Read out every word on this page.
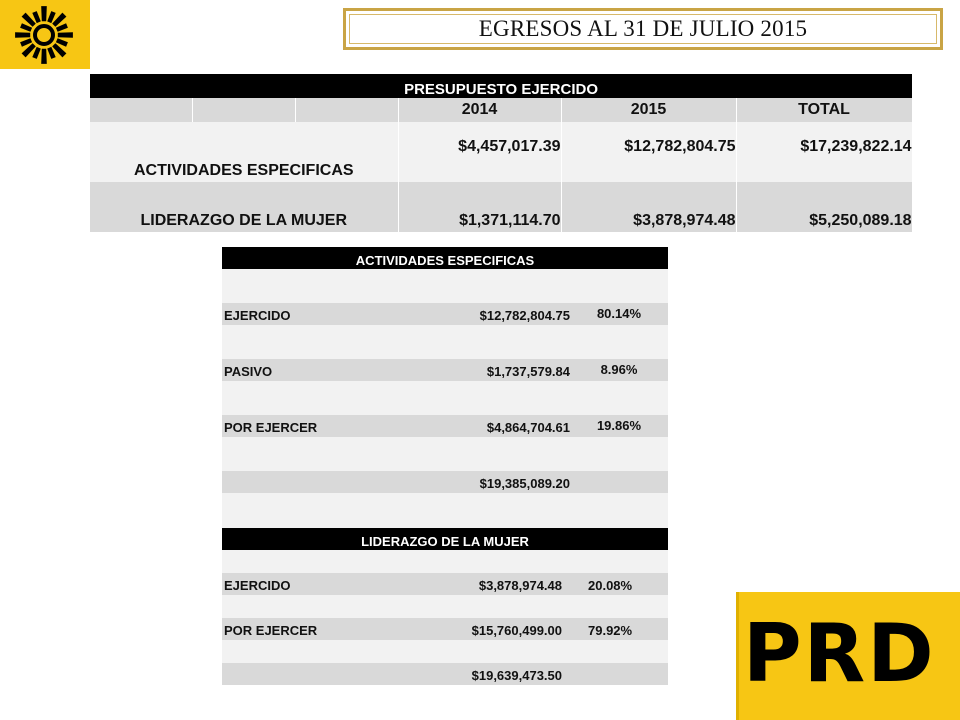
EGRESOS AL 31 DE JULIO 2015
PRESUPUESTO EJERCIDO					
			2014	2015	TOTAL
ACTIVIDADES ESPECIFICAS			$4,457,017.39	$12,782,804.75	$17,239,822.14
LIDERAZGO DE LA MUJER			$1,371,114.70	$3,878,974.48	$5,250,089.18
ACTIVIDADES ESPECIFICAS		

EJERCIDO	$12,782,804.75	80.14%

PASIVO	$1,737,579.84	8.96%

POR EJERCER	$4,864,704.61	19.86%

	$19,385,089.20	

LIDERAZGO DE LA MUJER		

EJERCIDO	$3,878,974.48	20.08%

POR EJERCER	$15,760,499.00	79.92%

	$19,639,473.50	PRD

Stated exercise: How many of the lines above include the word "ACTIVIDADES"? Respond with the number alone.

Final answer: 2